Can you return every line of the records below unchanged, leaving out the pictures?

◆ ◆ ◆

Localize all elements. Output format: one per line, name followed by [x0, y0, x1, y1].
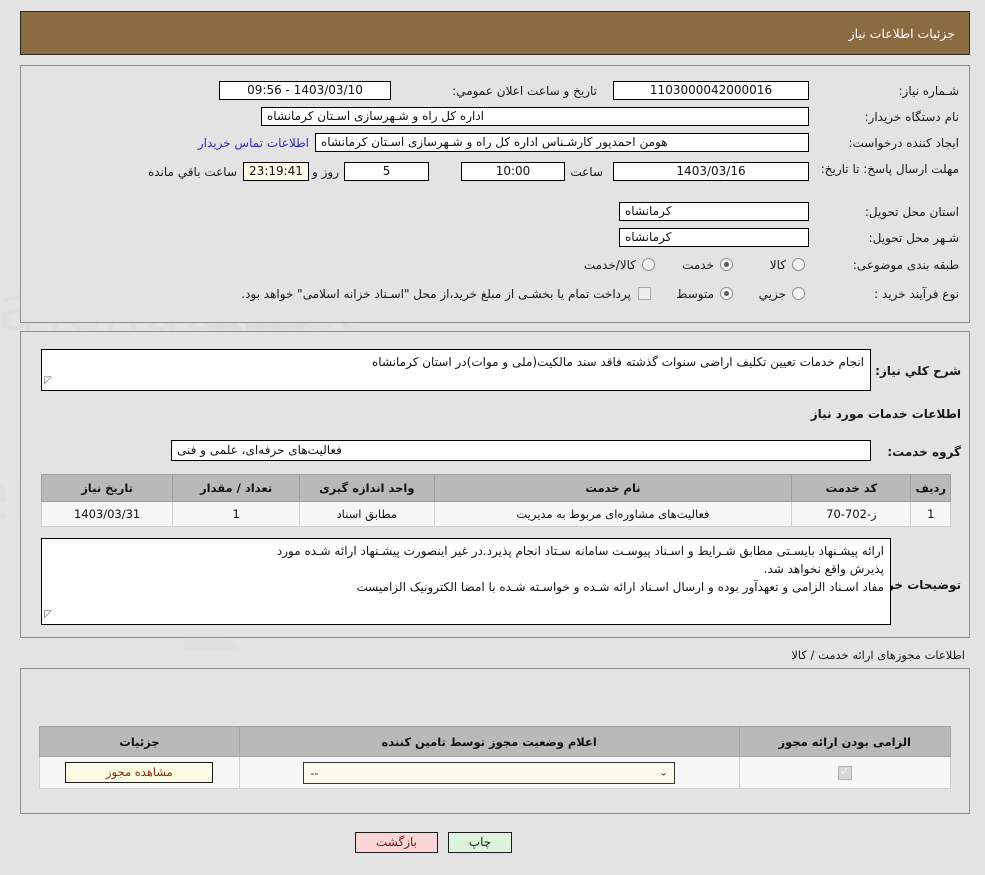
label-deadline: مهلت ارسال پاسخ: تا تاریخ: [820, 162, 959, 176]
checkbox-treasury-bonds[interactable] [638, 287, 651, 300]
label-public-announce: تاریخ و ساعت اعلان عمومي: [452, 84, 597, 98]
th-row-index: ردیف [910, 474, 951, 502]
buyer-notes-line-3: مفاد اسـناد الزامی و تعهدآور بوده و ارسا… [356, 580, 884, 594]
field-buyer-org[interactable]: اداره کل راه و شـهرسازی اسـتان کرمانشاه [261, 107, 809, 126]
cell-unit: مطابق اسناد [298, 501, 435, 527]
radio-label-category-kala-khedmat: کالا/خدمت [583, 258, 636, 272]
label-hour: ساعت [570, 165, 603, 179]
label-treasury-bonds: پرداخت تمام یا بخشـی از مبلغ خرید،از محل… [241, 287, 631, 301]
cell-permit-status: ⌄ -- [238, 756, 740, 789]
buyer-notes-line-2: پذیرش واقع نخواهد شد. [763, 562, 884, 576]
resize-grip-icon[interactable]: ◹ [44, 606, 52, 624]
label-delivery-city: شـهر محل تحویل: [868, 231, 959, 245]
radio-category-kala[interactable] [792, 258, 805, 271]
need-description-text: انجام خدمات تعیین تکلیف اراضی سنوات گذشت… [372, 355, 864, 369]
label-need-number: شـماره نیاز: [898, 84, 959, 98]
label-day-and: روز و [312, 165, 339, 179]
buyer-notes-textarea[interactable]: ارائه پیشـنهاد بایسـتی مطابق شـرایط و اس… [41, 538, 891, 625]
services-table-header-row: ردیف کد خدمت نام خدمت واحد اندازه گیری ت… [40, 474, 951, 502]
label-service-group: گروه خدمت: [887, 445, 961, 459]
cell-need-date: 1403/03/31 [40, 501, 174, 527]
need-details-panel: شرح کلي نیاز: انجام خدمات تعیین تکلیف ار… [20, 331, 970, 638]
field-days-remaining[interactable]: 5 [344, 162, 429, 181]
label-category: طبقه بندی موضوعی: [852, 258, 959, 272]
services-info-heading: اطلاعات خدمات مورد نیاز [810, 407, 961, 421]
cell-quantity: 1 [172, 501, 300, 527]
table-row: 1 ز-702-70 فعالیت‌های مشاوره‌ای مربوط به… [40, 501, 951, 527]
resize-grip-icon[interactable]: ◹ [44, 372, 52, 390]
radio-label-purchase-motavaset: متوسط [676, 287, 714, 301]
label-delivery-province: استان محل تحویل: [864, 205, 959, 219]
cell-service-name: فعالیت‌های مشاوره‌ای مربوط به مدیریت [433, 501, 793, 527]
field-public-announce[interactable]: 1403/03/10 - 09:56 [219, 81, 391, 100]
field-need-number[interactable]: 1103000042000016 [613, 81, 809, 100]
view-permit-button[interactable]: مشاهده مجوز [65, 762, 214, 783]
permit-status-value: -- [310, 765, 319, 780]
radio-label-purchase-jozei: جزیي [758, 287, 786, 301]
permits-panel: الزامی بودن ارائه مجوز اعلام وضعیت مجوز … [20, 668, 970, 814]
field-request-creator[interactable]: هومن احمدپور کارشـناس اداره کل راه و شـه… [315, 133, 809, 152]
th-quantity: تعداد / مقدار [172, 474, 300, 502]
th-permit-required: الزامی بودن ارائه مجوز [738, 726, 951, 757]
th-service-code: کد خدمت [791, 474, 912, 502]
need-description-textarea[interactable]: انجام خدمات تعیین تکلیف اراضی سنوات گذشت… [41, 349, 871, 391]
permits-table: الزامی بودن ارائه مجوز اعلام وضعیت مجوز … [39, 726, 951, 789]
label-buyer-org: نام دستگاه خریدار: [864, 110, 960, 124]
permit-status-select[interactable]: ⌄ -- [303, 761, 676, 784]
th-need-date: تاریخ نیاز [40, 474, 174, 502]
field-delivery-province[interactable]: کرمانشاه [619, 202, 809, 221]
label-request-creator: ایجاد کننده درخواست: [848, 136, 959, 150]
field-deadline-time[interactable]: 10:00 [461, 162, 565, 181]
field-time-remaining: 23:19:41 [243, 162, 309, 181]
cell-row-index: 1 [910, 501, 951, 527]
th-service-name: نام خدمت [433, 474, 793, 502]
th-permit-status: اعلام وضعیت مجوز توسط تامین کننده [238, 726, 740, 757]
label-purchase-type: نوع فرآیند خرید : [874, 287, 959, 301]
radio-category-kala-khedmat[interactable] [642, 258, 655, 271]
buyer-contact-link[interactable]: اطلاعات تماس خریدار [198, 136, 309, 150]
page-title-bar: جزئیات اطلاعات نیاز [20, 11, 970, 55]
permit-row: ⌄ -- مشاهده مجوز [39, 756, 951, 789]
field-deadline-date[interactable]: 1403/03/16 [613, 162, 809, 181]
page-title: جزئیات اطلاعات نیاز [848, 25, 955, 41]
label-need-description: شرح کلي نیاز: [875, 364, 961, 378]
page-root: AnaTender.net AnaTender.net جزئیات اطلاع… [0, 0, 985, 875]
radio-label-category-kala: کالا [769, 258, 786, 272]
th-permit-details: جزئیات [39, 726, 240, 757]
radio-category-khedmat[interactable] [720, 258, 733, 271]
need-summary-panel: شـماره نیاز: 1103000042000016 تاریخ و سا… [20, 65, 970, 323]
back-button[interactable]: بازگشت [355, 832, 438, 853]
field-delivery-city[interactable]: کرمانشاه [619, 228, 809, 247]
print-button[interactable]: چاپ [448, 832, 512, 853]
radio-label-category-khedmat: خدمت [682, 258, 714, 272]
chevron-down-icon: ⌄ [658, 766, 669, 779]
label-hours-remaining: ساعت باقي مانده [147, 165, 237, 179]
permits-table-header-row: الزامی بودن ارائه مجوز اعلام وضعیت مجوز … [39, 726, 951, 757]
cell-permit-details: مشاهده مجوز [39, 756, 240, 789]
th-unit: واحد اندازه گیری [298, 474, 435, 502]
buyer-notes-line-1: ارائه پیشـنهاد بایسـتی مطابق شـرایط و اس… [276, 544, 884, 558]
cell-service-code: ز-702-70 [791, 501, 912, 527]
services-table: ردیف کد خدمت نام خدمت واحد اندازه گیری ت… [40, 474, 951, 527]
radio-purchase-jozei[interactable] [792, 287, 805, 300]
cell-permit-required [738, 756, 951, 789]
permit-required-checkbox [837, 764, 852, 780]
field-service-group[interactable]: فعالیت‌های حرفه‌ای، علمی و فنی [171, 440, 871, 461]
radio-purchase-motavaset[interactable] [720, 287, 733, 300]
permits-section-caption: اطلاعات مجوزهای ارائه خدمت / کالا [791, 648, 965, 662]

◆ ◆ ◆

## Task answer
Localize all elements. Output format: one per line, name followed by [x0, y0, x1, y1].
label-deadline: مهلت ارسال پاسخ: تا تاریخ: [820, 162, 959, 176]
checkbox-treasury-bonds[interactable] [638, 287, 651, 300]
label-public-announce: تاریخ و ساعت اعلان عمومي: [452, 84, 597, 98]
th-row-index: ردیف [910, 474, 951, 502]
buyer-notes-line-3: مفاد اسـناد الزامی و تعهدآور بوده و ارسا… [356, 580, 884, 594]
field-buyer-org[interactable]: اداره کل راه و شـهرسازی اسـتان کرمانشاه [261, 107, 809, 126]
cell-unit: مطابق اسناد [298, 501, 435, 527]
radio-label-category-kala-khedmat: کالا/خدمت [583, 258, 636, 272]
label-hour: ساعت [570, 165, 603, 179]
label-treasury-bonds: پرداخت تمام یا بخشـی از مبلغ خرید،از محل… [241, 287, 631, 301]
cell-permit-status: ⌄ -- [238, 756, 740, 789]
buyer-notes-line-2: پذیرش واقع نخواهد شد. [763, 562, 884, 576]
resize-grip-icon[interactable]: ◹ [44, 606, 52, 624]
label-delivery-city: شـهر محل تحویل: [868, 231, 959, 245]
radio-category-kala[interactable] [792, 258, 805, 271]
need-description-text: انجام خدمات تعیین تکلیف اراضی سنوات گذشت… [372, 355, 864, 369]
label-need-number: شـماره نیاز: [898, 84, 959, 98]
label-day-and: روز و [312, 165, 339, 179]
buyer-notes-textarea[interactable]: ارائه پیشـنهاد بایسـتی مطابق شـرایط و اس… [41, 538, 891, 625]
services-table-header-row: ردیف کد خدمت نام خدمت واحد اندازه گیری ت… [40, 474, 951, 502]
label-service-group: گروه خدمت: [887, 445, 961, 459]
cell-need-date: 1403/03/31 [40, 501, 174, 527]
need-details-panel: شرح کلي نیاز: انجام خدمات تعیین تکلیف ار… [20, 331, 970, 638]
field-days-remaining[interactable]: 5 [344, 162, 429, 181]
label-category: طبقه بندی موضوعی: [852, 258, 959, 272]
services-info-heading: اطلاعات خدمات مورد نیاز [810, 407, 961, 421]
cell-quantity: 1 [172, 501, 300, 527]
table-row: 1 ز-702-70 فعالیت‌های مشاوره‌ای مربوط به… [40, 501, 951, 527]
resize-grip-icon[interactable]: ◹ [44, 372, 52, 390]
radio-label-purchase-motavaset: متوسط [676, 287, 714, 301]
label-delivery-province: استان محل تحویل: [864, 205, 959, 219]
cell-service-name: فعالیت‌های مشاوره‌ای مربوط به مدیریت [433, 501, 793, 527]
field-public-announce[interactable]: 1403/03/10 - 09:56 [219, 81, 391, 100]
field-need-number[interactable]: 1103000042000016 [613, 81, 809, 100]
view-permit-button[interactable]: مشاهده مجوز [65, 762, 214, 783]
permit-status-value: -- [310, 765, 319, 780]
radio-label-purchase-jozei: جزیي [758, 287, 786, 301]
permits-panel: الزامی بودن ارائه مجوز اعلام وضعیت مجوز … [20, 668, 970, 814]
field-request-creator[interactable]: هومن احمدپور کارشـناس اداره کل راه و شـه… [315, 133, 809, 152]
th-quantity: تعداد / مقدار [172, 474, 300, 502]
th-permit-required: الزامی بودن ارائه مجوز [738, 726, 951, 757]
th-service-code: کد خدمت [791, 474, 912, 502]
need-description-textarea[interactable]: انجام خدمات تعیین تکلیف اراضی سنوات گذشت… [41, 349, 871, 391]
permits-table: الزامی بودن ارائه مجوز اعلام وضعیت مجوز … [39, 726, 951, 789]
label-buyer-org: نام دستگاه خریدار: [864, 110, 960, 124]
permit-status-select[interactable]: ⌄ -- [303, 761, 676, 784]
th-need-date: تاریخ نیاز [40, 474, 174, 502]
field-delivery-province[interactable]: کرمانشاه [619, 202, 809, 221]
label-request-creator: ایجاد کننده درخواست: [848, 136, 959, 150]
field-deadline-time[interactable]: 10:00 [461, 162, 565, 181]
field-time-remaining: 23:19:41 [243, 162, 309, 181]
cell-row-index: 1 [910, 501, 951, 527]
th-service-name: نام خدمت [433, 474, 793, 502]
th-permit-status: اعلام وضعیت مجوز توسط تامین کننده [238, 726, 740, 757]
label-purchase-type: نوع فرآیند خرید : [874, 287, 959, 301]
radio-category-kala-khedmat[interactable] [642, 258, 655, 271]
buyer-contact-link[interactable]: اطلاعات تماس خریدار [198, 136, 309, 150]
page-title-bar: جزئیات اطلاعات نیاز [20, 11, 970, 55]
permit-row: ⌄ -- مشاهده مجوز [39, 756, 951, 789]
field-deadline-date[interactable]: 1403/03/16 [613, 162, 809, 181]
page-title: جزئیات اطلاعات نیاز [848, 25, 955, 41]
label-need-description: شرح کلي نیاز: [875, 364, 961, 378]
page-root: AnaTender.net AnaTender.net جزئیات اطلاع… [0, 0, 985, 875]
radio-label-category-kala: کالا [769, 258, 786, 272]
th-permit-details: جزئیات [39, 726, 240, 757]
radio-category-khedmat[interactable] [720, 258, 733, 271]
need-summary-panel: شـماره نیاز: 1103000042000016 تاریخ و سا… [20, 65, 970, 323]
back-button[interactable]: بازگشت [355, 832, 438, 853]
field-delivery-city[interactable]: کرمانشاه [619, 228, 809, 247]
print-button[interactable]: چاپ [448, 832, 512, 853]
radio-label-category-khedmat: خدمت [682, 258, 714, 272]
chevron-down-icon: ⌄ [658, 766, 669, 779]
label-hours-remaining: ساعت باقي مانده [147, 165, 237, 179]
permits-table-header-row: الزامی بودن ارائه مجوز اعلام وضعیت مجوز … [39, 726, 951, 757]
cell-permit-details: مشاهده مجوز [39, 756, 240, 789]
th-unit: واحد اندازه گیری [298, 474, 435, 502]
buyer-notes-line-1: ارائه پیشـنهاد بایسـتی مطابق شـرایط و اس… [276, 544, 884, 558]
cell-service-code: ز-702-70 [791, 501, 912, 527]
services-table: ردیف کد خدمت نام خدمت واحد اندازه گیری ت… [40, 474, 951, 527]
radio-purchase-jozei[interactable] [792, 287, 805, 300]
cell-permit-required [738, 756, 951, 789]
permit-required-checkbox [837, 764, 852, 780]
field-service-group[interactable]: فعالیت‌های حرفه‌ای، علمی و فنی [171, 440, 871, 461]
radio-purchase-motavaset[interactable] [720, 287, 733, 300]
permits-section-caption: اطلاعات مجوزهای ارائه خدمت / کالا [791, 648, 965, 662]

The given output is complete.